**STATED EXERCISE:** Copy the lines from the first one through the line containing "subtitle: Same experience, different", substituting "bubble" for "cloud" and leaving everything else as it is.

**MATERIAL PROVIDED:**
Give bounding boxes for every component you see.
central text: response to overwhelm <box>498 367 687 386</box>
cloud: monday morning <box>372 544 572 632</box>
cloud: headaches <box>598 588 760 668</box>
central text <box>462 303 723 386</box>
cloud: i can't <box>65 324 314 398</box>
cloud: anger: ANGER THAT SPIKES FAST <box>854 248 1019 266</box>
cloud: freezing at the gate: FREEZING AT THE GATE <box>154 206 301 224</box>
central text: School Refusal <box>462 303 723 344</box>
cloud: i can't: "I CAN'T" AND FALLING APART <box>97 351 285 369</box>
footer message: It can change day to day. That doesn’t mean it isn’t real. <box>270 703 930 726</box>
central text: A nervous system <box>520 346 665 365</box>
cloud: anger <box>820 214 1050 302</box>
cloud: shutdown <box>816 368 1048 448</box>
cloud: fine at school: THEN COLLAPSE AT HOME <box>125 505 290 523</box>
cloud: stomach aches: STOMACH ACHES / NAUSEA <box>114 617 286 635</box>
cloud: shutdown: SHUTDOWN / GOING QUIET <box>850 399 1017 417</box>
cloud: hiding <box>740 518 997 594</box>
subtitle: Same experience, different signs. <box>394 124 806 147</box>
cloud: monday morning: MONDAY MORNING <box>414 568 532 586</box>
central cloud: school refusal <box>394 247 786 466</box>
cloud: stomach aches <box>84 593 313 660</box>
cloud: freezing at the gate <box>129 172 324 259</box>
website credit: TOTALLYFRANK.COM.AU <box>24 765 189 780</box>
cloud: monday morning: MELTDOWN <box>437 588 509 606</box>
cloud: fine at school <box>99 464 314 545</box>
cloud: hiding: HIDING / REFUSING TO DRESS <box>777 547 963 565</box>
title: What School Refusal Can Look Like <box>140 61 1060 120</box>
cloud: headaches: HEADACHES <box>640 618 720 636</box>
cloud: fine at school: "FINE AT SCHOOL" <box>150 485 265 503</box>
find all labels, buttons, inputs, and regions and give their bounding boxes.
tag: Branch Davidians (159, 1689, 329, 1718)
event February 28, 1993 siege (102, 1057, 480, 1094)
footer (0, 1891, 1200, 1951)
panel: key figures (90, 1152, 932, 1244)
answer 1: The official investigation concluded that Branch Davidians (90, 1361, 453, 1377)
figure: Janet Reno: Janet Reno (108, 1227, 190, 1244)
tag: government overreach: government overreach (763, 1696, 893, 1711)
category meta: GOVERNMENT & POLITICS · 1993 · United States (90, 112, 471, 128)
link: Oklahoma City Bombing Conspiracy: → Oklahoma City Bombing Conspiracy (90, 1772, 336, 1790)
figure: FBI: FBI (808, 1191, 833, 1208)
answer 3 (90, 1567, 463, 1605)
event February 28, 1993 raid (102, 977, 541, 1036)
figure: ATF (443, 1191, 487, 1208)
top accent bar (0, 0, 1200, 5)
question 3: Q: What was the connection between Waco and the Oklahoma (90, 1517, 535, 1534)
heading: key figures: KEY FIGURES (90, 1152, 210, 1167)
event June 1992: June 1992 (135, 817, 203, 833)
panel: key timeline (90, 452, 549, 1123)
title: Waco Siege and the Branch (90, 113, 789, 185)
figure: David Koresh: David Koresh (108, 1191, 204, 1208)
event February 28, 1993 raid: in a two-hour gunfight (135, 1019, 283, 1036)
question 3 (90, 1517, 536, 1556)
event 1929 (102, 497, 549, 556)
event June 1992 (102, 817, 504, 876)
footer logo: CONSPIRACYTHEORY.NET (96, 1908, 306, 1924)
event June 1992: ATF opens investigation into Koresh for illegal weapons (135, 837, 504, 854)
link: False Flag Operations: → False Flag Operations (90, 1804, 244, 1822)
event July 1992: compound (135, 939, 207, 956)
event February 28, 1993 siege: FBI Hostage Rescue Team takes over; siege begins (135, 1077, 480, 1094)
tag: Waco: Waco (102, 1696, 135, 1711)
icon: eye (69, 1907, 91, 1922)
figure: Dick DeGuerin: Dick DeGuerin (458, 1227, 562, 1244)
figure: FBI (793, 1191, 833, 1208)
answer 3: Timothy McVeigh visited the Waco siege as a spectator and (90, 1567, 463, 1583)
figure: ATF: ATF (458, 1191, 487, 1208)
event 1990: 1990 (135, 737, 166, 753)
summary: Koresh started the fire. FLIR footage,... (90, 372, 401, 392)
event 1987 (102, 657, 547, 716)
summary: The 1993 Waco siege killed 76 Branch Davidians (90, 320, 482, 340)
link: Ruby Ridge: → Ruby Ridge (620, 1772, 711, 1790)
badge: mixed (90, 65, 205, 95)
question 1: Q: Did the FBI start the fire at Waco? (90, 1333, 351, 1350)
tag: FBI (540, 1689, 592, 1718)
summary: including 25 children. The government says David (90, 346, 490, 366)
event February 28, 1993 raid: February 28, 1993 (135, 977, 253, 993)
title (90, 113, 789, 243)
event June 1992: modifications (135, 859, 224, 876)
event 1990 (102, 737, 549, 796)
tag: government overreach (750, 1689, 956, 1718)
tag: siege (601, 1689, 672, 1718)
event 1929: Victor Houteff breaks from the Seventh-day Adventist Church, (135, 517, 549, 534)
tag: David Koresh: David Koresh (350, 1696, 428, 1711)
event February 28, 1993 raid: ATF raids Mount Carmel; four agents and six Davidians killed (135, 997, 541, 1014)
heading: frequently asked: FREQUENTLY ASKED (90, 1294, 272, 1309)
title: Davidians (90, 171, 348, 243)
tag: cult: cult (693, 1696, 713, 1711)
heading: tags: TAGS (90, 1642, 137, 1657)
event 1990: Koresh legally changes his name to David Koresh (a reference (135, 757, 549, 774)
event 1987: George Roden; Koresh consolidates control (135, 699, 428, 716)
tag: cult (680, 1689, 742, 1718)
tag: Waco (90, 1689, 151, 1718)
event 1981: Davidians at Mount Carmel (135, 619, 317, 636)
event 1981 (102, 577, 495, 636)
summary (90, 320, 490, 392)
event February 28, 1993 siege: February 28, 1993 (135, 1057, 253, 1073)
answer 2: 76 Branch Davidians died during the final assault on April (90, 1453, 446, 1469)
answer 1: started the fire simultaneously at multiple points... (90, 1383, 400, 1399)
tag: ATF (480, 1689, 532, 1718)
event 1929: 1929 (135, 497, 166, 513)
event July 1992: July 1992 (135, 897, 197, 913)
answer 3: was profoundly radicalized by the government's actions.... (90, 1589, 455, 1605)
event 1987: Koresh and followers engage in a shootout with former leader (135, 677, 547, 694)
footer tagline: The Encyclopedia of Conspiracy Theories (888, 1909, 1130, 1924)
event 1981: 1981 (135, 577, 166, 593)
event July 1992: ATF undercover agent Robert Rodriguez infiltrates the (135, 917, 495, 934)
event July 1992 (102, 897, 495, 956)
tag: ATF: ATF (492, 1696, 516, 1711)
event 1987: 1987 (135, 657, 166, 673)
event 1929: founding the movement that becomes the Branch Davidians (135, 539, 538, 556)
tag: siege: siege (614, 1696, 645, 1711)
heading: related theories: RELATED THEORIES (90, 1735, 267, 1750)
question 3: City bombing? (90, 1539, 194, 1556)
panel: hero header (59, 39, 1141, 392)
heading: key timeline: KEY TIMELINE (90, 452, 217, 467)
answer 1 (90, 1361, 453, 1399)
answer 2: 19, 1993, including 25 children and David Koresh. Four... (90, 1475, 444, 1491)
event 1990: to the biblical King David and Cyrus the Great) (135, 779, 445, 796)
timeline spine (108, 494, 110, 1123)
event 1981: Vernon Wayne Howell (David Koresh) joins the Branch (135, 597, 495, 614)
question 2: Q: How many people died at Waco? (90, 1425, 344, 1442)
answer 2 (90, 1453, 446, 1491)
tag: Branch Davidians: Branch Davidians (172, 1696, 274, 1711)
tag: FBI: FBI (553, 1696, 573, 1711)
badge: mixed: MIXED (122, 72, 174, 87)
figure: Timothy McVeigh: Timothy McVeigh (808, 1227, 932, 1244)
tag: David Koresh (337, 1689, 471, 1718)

**FINAL ANSWER:**
Give bounding boxes for every component you see.
central text: response to overwhelm <box>498 367 687 386</box>
bubble: monday morning <box>372 544 572 632</box>
bubble: headaches <box>598 588 760 668</box>
central text <box>462 303 723 386</box>
bubble: i can't <box>65 324 314 398</box>
bubble: anger: ANGER THAT SPIKES FAST <box>854 248 1019 266</box>
bubble: freezing at the gate: FREEZING AT THE GATE <box>154 206 301 224</box>
central text: School Refusal <box>462 303 723 344</box>
bubble: i can't: "I CAN'T" AND FALLING APART <box>97 351 285 369</box>
footer message: It can change day to day. That doesn’t mean it isn’t real. <box>270 703 930 726</box>
central text: A nervous system <box>520 346 665 365</box>
bubble: anger <box>820 214 1050 302</box>
bubble: shutdown <box>816 368 1048 448</box>
bubble: fine at school: THEN COLLAPSE AT HOME <box>125 505 290 523</box>
bubble: stomach aches: STOMACH ACHES / NAUSEA <box>114 617 286 635</box>
bubble: shutdown: SHUTDOWN / GOING QUIET <box>850 399 1017 417</box>
bubble: hiding <box>740 518 997 594</box>
subtitle: Same experience, different signs. <box>394 124 806 147</box>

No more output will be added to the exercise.